* [Records supplied]:
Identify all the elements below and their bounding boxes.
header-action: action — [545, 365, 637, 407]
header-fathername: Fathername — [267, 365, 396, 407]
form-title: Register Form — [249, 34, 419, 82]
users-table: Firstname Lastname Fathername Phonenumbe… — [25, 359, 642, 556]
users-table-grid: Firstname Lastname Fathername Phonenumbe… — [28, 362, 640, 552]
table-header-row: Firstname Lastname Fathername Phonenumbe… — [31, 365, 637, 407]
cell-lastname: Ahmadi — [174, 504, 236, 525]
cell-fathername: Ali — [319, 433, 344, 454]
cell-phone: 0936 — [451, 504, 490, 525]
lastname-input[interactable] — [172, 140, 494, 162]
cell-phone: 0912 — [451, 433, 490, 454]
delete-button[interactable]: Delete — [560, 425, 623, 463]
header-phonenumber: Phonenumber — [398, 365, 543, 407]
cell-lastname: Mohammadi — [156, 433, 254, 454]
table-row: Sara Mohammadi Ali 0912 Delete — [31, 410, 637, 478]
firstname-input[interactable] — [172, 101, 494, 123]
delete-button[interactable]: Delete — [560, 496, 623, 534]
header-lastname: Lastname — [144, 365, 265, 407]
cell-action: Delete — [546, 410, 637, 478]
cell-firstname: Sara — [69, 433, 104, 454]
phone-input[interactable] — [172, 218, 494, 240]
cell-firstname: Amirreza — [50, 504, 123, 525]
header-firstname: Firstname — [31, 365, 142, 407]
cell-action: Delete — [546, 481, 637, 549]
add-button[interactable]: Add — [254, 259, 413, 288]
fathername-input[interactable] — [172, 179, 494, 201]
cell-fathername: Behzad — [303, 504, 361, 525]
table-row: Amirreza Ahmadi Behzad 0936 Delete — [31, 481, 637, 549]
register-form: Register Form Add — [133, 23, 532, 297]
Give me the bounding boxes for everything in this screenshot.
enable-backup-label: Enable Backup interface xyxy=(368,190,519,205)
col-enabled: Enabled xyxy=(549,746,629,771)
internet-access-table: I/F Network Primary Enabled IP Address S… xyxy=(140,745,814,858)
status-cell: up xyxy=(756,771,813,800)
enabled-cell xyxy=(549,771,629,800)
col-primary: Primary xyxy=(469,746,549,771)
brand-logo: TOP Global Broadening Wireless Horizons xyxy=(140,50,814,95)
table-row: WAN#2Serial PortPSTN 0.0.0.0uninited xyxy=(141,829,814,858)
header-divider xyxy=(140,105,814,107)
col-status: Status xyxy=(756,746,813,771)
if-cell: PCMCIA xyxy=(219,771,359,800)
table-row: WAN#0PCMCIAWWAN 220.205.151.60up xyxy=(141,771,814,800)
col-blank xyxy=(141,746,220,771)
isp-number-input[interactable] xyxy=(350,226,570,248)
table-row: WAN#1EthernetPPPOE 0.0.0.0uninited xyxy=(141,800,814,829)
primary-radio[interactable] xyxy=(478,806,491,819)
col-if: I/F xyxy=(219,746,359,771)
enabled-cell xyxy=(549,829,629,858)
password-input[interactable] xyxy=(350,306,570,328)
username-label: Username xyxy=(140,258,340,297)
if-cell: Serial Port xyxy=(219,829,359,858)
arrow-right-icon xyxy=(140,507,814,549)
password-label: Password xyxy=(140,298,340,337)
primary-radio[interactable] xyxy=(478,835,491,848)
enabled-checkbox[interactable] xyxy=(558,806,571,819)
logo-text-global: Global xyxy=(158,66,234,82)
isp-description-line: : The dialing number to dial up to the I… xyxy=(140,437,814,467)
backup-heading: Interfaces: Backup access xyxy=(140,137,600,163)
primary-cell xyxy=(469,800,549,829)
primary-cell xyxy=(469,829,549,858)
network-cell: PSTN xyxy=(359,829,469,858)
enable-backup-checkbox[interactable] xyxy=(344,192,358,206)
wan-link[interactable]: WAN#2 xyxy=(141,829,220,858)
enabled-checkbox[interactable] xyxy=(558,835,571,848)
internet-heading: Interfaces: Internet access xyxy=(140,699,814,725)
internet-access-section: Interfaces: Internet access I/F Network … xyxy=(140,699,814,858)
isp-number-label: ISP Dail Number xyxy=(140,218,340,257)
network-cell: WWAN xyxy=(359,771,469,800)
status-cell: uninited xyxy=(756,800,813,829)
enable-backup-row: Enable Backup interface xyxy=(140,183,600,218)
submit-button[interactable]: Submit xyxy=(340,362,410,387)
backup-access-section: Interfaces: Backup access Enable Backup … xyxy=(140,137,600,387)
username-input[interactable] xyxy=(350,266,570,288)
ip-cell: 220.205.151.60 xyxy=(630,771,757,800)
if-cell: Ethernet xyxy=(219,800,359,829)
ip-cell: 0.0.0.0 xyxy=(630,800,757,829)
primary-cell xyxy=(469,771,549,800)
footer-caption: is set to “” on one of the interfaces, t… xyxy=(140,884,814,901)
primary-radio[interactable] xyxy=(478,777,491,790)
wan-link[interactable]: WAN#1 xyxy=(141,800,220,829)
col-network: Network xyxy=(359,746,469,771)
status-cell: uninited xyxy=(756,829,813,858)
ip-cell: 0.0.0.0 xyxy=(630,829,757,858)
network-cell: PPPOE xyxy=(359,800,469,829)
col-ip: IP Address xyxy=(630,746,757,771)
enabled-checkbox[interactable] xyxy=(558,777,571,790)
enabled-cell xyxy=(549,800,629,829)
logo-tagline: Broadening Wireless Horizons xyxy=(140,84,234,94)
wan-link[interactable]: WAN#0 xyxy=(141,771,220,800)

* [What you have to do]:
Repeat the records above without any changes.

* [Correct answer]:
Identify all the elements below and their bounding boxes.
header-action: action — [545, 365, 637, 407]
header-fathername: Fathername — [267, 365, 396, 407]
form-title: Register Form — [249, 34, 419, 82]
users-table: Firstname Lastname Fathername Phonenumbe… — [25, 359, 642, 556]
users-table-grid: Firstname Lastname Fathername Phonenumbe… — [28, 362, 640, 552]
table-header-row: Firstname Lastname Fathername Phonenumbe… — [31, 365, 637, 407]
cell-lastname: Ahmadi — [174, 504, 236, 525]
cell-fathername: Ali — [319, 433, 344, 454]
cell-phone: 0936 — [451, 504, 490, 525]
lastname-input[interactable] — [172, 140, 494, 162]
cell-phone: 0912 — [451, 433, 490, 454]
delete-button[interactable]: Delete — [560, 425, 623, 463]
header-phonenumber: Phonenumber — [398, 365, 543, 407]
cell-lastname: Mohammadi — [156, 433, 254, 454]
table-row: Sara Mohammadi Ali 0912 Delete — [31, 410, 637, 478]
firstname-input[interactable] — [172, 101, 494, 123]
delete-button[interactable]: Delete — [560, 496, 623, 534]
header-lastname: Lastname — [144, 365, 265, 407]
cell-action: Delete — [546, 410, 637, 478]
cell-firstname: Sara — [69, 433, 104, 454]
phone-input[interactable] — [172, 218, 494, 240]
cell-firstname: Amirreza — [50, 504, 123, 525]
header-firstname: Firstname — [31, 365, 142, 407]
cell-action: Delete — [546, 481, 637, 549]
add-button[interactable]: Add — [254, 259, 413, 288]
fathername-input[interactable] — [172, 179, 494, 201]
cell-fathername: Behzad — [303, 504, 361, 525]
table-row: Amirreza Ahmadi Behzad 0936 Delete — [31, 481, 637, 549]
register-form: Register Form Add — [133, 23, 532, 297]
Give me the bounding boxes for everything in this screenshot.
enable-backup-label: Enable Backup interface xyxy=(368,190,519,205)
col-enabled: Enabled xyxy=(549,746,629,771)
internet-access-table: I/F Network Primary Enabled IP Address S… xyxy=(140,745,814,858)
status-cell: up xyxy=(756,771,813,800)
enabled-cell xyxy=(549,771,629,800)
col-primary: Primary xyxy=(469,746,549,771)
brand-logo: TOP Global Broadening Wireless Horizons xyxy=(140,50,814,95)
table-row: WAN#2Serial PortPSTN 0.0.0.0uninited xyxy=(141,829,814,858)
header-divider xyxy=(140,105,814,107)
col-status: Status xyxy=(756,746,813,771)
if-cell: PCMCIA xyxy=(219,771,359,800)
table-row: WAN#0PCMCIAWWAN 220.205.151.60up xyxy=(141,771,814,800)
col-blank xyxy=(141,746,220,771)
isp-number-input[interactable] xyxy=(350,226,570,248)
table-row: WAN#1EthernetPPPOE 0.0.0.0uninited xyxy=(141,800,814,829)
primary-radio[interactable] xyxy=(478,806,491,819)
col-if: I/F xyxy=(219,746,359,771)
enabled-cell xyxy=(549,829,629,858)
password-input[interactable] xyxy=(350,306,570,328)
username-label: Username xyxy=(140,258,340,297)
if-cell: Serial Port xyxy=(219,829,359,858)
arrow-right-icon xyxy=(140,507,814,549)
password-label: Password xyxy=(140,298,340,337)
primary-radio[interactable] xyxy=(478,835,491,848)
enabled-checkbox[interactable] xyxy=(558,806,571,819)
logo-text-global: Global xyxy=(158,66,234,82)
isp-description-line: : The dialing number to dial up to the I… xyxy=(140,437,814,467)
backup-heading: Interfaces: Backup access xyxy=(140,137,600,163)
primary-cell xyxy=(469,800,549,829)
primary-cell xyxy=(469,829,549,858)
network-cell: PSTN xyxy=(359,829,469,858)
enable-backup-checkbox[interactable] xyxy=(344,192,358,206)
wan-link[interactable]: WAN#2 xyxy=(141,829,220,858)
enabled-checkbox[interactable] xyxy=(558,835,571,848)
internet-heading: Interfaces: Internet access xyxy=(140,699,814,725)
internet-access-section: Interfaces: Internet access I/F Network … xyxy=(140,699,814,858)
isp-number-label: ISP Dail Number xyxy=(140,218,340,257)
network-cell: WWAN xyxy=(359,771,469,800)
status-cell: uninited xyxy=(756,800,813,829)
enable-backup-row: Enable Backup interface xyxy=(140,183,600,218)
submit-button[interactable]: Submit xyxy=(340,362,410,387)
backup-access-section: Interfaces: Backup access Enable Backup … xyxy=(140,137,600,387)
username-input[interactable] xyxy=(350,266,570,288)
ip-cell: 220.205.151.60 xyxy=(630,771,757,800)
if-cell: Ethernet xyxy=(219,800,359,829)
ip-cell: 0.0.0.0 xyxy=(630,800,757,829)
primary-cell xyxy=(469,771,549,800)
footer-caption: is set to “” on one of the interfaces, t… xyxy=(140,884,814,901)
primary-radio[interactable] xyxy=(478,777,491,790)
wan-link[interactable]: WAN#1 xyxy=(141,800,220,829)
col-network: Network xyxy=(359,746,469,771)
status-cell: uninited xyxy=(756,829,813,858)
ip-cell: 0.0.0.0 xyxy=(630,829,757,858)
network-cell: PPPOE xyxy=(359,800,469,829)
col-ip: IP Address xyxy=(630,746,757,771)
enabled-checkbox[interactable] xyxy=(558,777,571,790)
enabled-cell xyxy=(549,800,629,829)
logo-tagline: Broadening Wireless Horizons xyxy=(140,84,234,94)
wan-link[interactable]: WAN#0 xyxy=(141,771,220,800)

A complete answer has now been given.